Extracted records
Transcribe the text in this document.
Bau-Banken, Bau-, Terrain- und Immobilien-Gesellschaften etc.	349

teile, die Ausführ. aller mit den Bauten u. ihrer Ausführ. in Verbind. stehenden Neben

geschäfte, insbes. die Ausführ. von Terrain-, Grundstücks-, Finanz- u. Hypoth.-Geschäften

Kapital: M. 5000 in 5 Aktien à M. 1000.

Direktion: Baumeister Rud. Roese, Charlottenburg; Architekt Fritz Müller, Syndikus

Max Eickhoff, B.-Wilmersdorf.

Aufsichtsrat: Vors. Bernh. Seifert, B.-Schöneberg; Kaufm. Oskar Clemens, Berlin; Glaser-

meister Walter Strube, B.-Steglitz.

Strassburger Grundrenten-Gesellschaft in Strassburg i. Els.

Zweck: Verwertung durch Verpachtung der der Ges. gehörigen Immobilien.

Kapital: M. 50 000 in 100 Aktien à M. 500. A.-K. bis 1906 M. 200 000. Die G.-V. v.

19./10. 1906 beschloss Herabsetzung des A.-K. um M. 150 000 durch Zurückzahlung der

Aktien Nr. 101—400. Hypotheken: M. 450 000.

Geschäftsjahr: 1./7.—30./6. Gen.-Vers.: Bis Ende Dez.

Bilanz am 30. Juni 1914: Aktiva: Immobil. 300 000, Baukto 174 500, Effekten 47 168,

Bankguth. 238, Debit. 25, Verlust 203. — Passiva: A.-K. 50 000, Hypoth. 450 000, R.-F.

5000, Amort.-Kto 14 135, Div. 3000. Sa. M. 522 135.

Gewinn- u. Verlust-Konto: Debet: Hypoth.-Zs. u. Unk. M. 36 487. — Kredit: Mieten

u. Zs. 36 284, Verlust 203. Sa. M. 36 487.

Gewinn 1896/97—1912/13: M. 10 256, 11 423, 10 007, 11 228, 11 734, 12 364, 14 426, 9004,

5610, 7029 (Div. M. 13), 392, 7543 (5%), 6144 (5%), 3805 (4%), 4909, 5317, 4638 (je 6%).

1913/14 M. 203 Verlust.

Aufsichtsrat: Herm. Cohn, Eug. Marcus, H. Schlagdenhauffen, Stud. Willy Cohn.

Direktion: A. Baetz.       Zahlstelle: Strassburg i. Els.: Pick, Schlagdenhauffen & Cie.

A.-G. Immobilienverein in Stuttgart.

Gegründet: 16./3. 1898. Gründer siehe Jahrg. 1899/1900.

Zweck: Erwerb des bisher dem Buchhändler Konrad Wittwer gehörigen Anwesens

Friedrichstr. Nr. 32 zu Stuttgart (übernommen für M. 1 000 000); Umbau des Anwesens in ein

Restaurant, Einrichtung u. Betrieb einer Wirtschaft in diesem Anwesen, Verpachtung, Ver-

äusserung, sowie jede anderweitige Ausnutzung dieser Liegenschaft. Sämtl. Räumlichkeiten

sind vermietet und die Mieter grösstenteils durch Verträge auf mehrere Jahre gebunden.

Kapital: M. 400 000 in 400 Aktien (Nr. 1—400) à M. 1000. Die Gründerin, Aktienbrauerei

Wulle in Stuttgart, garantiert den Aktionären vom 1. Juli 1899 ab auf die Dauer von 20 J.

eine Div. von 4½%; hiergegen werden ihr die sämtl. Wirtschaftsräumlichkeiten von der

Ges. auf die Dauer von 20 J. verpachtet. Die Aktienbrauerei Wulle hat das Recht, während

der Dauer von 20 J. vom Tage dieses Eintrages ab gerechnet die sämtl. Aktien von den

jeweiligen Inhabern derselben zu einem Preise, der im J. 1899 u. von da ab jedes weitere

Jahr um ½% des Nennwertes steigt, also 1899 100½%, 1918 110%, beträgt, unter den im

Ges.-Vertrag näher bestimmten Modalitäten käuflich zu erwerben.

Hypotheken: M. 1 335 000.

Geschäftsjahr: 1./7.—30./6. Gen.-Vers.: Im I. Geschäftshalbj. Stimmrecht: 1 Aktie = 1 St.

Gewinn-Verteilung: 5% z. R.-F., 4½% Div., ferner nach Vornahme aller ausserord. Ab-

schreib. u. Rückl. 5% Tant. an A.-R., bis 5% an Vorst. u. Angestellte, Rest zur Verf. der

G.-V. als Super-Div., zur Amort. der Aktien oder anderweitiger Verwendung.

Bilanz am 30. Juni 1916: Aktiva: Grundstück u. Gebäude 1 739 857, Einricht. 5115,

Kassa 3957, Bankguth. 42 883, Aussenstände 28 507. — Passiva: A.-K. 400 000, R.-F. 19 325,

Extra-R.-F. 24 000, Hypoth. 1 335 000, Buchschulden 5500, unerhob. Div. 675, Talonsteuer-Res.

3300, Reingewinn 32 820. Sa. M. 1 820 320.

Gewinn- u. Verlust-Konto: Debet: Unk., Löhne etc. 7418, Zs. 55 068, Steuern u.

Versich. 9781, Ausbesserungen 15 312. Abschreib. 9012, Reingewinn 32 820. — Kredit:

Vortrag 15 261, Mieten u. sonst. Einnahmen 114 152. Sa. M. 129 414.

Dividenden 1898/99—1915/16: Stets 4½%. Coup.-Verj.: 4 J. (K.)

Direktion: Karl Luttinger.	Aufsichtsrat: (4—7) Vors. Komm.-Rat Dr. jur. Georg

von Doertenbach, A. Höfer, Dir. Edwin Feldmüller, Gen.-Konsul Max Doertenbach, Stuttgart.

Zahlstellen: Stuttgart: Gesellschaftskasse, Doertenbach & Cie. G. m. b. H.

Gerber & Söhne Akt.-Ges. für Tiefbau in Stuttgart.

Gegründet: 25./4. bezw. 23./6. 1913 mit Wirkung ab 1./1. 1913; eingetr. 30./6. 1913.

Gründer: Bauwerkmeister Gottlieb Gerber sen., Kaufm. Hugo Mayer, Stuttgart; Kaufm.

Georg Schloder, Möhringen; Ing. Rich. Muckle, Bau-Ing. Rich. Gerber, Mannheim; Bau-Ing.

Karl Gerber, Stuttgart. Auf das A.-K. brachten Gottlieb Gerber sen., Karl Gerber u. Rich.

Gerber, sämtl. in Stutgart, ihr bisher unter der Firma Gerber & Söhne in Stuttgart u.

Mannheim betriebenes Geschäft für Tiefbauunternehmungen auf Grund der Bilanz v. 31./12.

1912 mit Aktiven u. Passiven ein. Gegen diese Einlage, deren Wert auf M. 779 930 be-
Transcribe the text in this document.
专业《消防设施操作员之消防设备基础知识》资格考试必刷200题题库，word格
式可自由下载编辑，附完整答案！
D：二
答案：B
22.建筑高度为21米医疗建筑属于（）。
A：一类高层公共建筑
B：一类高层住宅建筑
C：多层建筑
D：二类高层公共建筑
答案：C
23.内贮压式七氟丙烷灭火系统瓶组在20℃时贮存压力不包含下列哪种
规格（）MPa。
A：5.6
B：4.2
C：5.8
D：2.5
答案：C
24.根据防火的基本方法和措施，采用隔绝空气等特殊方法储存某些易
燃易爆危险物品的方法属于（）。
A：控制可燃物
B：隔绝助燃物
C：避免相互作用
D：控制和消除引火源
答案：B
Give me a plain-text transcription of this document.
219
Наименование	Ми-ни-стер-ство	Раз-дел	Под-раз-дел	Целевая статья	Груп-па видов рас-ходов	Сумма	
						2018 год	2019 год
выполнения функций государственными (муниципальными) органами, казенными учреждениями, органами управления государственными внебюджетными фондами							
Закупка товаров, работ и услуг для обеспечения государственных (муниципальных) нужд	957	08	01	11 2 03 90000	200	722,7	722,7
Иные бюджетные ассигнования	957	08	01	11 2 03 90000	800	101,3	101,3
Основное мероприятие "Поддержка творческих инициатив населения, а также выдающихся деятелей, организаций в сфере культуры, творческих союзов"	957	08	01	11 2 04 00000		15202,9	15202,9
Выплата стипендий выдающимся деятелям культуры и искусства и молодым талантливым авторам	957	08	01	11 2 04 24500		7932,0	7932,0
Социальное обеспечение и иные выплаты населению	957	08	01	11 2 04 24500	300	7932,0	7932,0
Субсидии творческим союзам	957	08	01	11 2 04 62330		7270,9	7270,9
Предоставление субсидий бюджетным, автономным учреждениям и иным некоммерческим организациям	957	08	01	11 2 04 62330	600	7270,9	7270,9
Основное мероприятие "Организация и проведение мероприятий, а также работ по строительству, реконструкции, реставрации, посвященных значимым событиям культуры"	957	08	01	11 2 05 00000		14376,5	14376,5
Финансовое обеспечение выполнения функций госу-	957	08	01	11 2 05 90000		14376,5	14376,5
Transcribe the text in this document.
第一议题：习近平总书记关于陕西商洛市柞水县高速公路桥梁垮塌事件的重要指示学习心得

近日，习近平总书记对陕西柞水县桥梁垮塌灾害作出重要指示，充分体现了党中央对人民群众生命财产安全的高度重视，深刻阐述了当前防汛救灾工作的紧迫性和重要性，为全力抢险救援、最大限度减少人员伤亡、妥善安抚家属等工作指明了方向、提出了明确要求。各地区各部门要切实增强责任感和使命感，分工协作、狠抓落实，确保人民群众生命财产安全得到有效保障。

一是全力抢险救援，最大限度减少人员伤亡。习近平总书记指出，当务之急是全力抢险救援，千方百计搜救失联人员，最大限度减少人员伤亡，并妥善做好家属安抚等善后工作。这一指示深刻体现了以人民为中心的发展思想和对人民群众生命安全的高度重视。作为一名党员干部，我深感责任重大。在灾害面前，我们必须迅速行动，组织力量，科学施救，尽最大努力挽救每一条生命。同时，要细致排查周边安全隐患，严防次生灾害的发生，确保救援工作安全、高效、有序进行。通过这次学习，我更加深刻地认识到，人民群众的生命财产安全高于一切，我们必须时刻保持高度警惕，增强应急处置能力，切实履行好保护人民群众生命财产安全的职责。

Exercise details >>
Show each line in the entries that holds the string "Passiva".

Task output >>
Bankguth. 238, Debit. 25, Verlust 203. — Passiva: A.-K. 50 000, Hypoth. 450 000, R.-F.
Kassa 3957, Bankguth. 42 883, Aussenstände 28 507. — Passiva: A.-K. 400 000, R.-F. 19 325,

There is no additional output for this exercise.